▶ [CHALLENGE]
Transcribe the entries below exactly.

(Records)
--- Start ---
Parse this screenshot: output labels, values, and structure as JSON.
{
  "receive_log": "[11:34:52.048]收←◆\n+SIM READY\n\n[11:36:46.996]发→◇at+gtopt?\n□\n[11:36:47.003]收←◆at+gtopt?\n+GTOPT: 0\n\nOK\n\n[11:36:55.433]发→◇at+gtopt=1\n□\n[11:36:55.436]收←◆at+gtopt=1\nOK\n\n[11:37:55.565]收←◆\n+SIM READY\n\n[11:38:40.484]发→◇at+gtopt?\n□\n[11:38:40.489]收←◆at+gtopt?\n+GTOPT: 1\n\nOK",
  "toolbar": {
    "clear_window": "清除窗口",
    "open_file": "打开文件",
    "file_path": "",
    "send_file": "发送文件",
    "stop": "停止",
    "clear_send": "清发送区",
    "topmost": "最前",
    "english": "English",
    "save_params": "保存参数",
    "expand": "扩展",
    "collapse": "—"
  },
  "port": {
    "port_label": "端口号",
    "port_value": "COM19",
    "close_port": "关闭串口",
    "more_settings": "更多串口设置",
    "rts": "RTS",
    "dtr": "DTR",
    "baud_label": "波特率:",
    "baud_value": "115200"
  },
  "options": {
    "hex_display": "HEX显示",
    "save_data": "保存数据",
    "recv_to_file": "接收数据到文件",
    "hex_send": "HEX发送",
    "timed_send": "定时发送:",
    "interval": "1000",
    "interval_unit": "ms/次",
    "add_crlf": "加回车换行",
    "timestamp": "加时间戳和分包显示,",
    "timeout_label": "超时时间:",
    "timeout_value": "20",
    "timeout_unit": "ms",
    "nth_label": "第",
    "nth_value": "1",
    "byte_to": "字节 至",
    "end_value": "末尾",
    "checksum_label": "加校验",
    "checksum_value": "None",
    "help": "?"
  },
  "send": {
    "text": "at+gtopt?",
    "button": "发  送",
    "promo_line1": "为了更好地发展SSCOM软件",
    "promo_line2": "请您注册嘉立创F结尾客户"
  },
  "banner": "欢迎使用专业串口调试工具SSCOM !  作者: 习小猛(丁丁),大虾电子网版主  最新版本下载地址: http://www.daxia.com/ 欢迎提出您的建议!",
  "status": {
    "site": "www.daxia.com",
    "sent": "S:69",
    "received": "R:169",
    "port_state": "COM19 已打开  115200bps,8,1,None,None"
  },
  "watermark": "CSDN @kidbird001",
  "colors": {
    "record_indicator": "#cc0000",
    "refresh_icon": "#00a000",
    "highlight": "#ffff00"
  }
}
--- End ---
▶ [EXERCISE SOLUTION]
Parse this screenshot: output labels, values, and structure as JSON.
{
  "receive_log": "[11:34:52.048]收←◆\n+SIM READY\n\n[11:36:46.996]发→◇at+gtopt?\n□\n[11:36:47.003]收←◆at+gtopt?\n+GTOPT: 0\n\nOK\n\n[11:36:55.433]发→◇at+gtopt=1\n□\n[11:36:55.436]收←◆at+gtopt=1\nOK\n\n[11:37:55.565]收←◆\n+SIM READY\n\n[11:38:40.484]发→◇at+gtopt?\n□\n[11:38:40.489]收←◆at+gtopt?\n+GTOPT: 1\n\nOK",
  "toolbar": {
    "clear_window": "清除窗口",
    "open_file": "打开文件",
    "file_path": "",
    "send_file": "发送文件",
    "stop": "停止",
    "clear_send": "清发送区",
    "topmost": "最前",
    "english": "English",
    "save_params": "保存参数",
    "expand": "扩展",
    "collapse": "—"
  },
  "port": {
    "port_label": "端口号",
    "port_value": "COM19",
    "close_port": "关闭串口",
    "more_settings": "更多串口设置",
    "rts": "RTS",
    "dtr": "DTR",
    "baud_label": "波特率:",
    "baud_value": "115200"
  },
  "options": {
    "hex_display": "HEX显示",
    "save_data": "保存数据",
    "recv_to_file": "接收数据到文件",
    "hex_send": "HEX发送",
    "timed_send": "定时发送:",
    "interval": "1000",
    "interval_unit": "ms/次",
    "add_crlf": "加回车换行",
    "timestamp": "加时间戳和分包显示,",
    "timeout_label": "超时时间:",
    "timeout_value": "20",
    "timeout_unit": "ms",
    "nth_label": "第",
    "nth_value": "1",
    "byte_to": "字节 至",
    "end_value": "末尾",
    "checksum_label": "加校验",
    "checksum_value": "None",
    "help": "?"
  },
  "send": {
    "text": "at+gtopt?",
    "button": "发  送",
    "promo_line1": "为了更好地发展SSCOM软件",
    "promo_line2": "请您注册嘉立创F结尾客户"
  },
  "banner": "欢迎使用专业串口调试工具SSCOM !  作者: 习小猛(丁丁),大虾电子网版主  最新版本下载地址: http://www.daxia.com/ 欢迎提出您的建议!",
  "status": {
    "site": "www.daxia.com",
    "sent": "S:69",
    "received": "R:169",
    "port_state": "COM19 已打开  115200bps,8,1,None,None"
  },
  "watermark": "CSDN @kidbird001",
  "colors": {
    "record_indicator": "#cc0000",
    "refresh_icon": "#00a000",
    "highlight": "#ffff00"
  }
}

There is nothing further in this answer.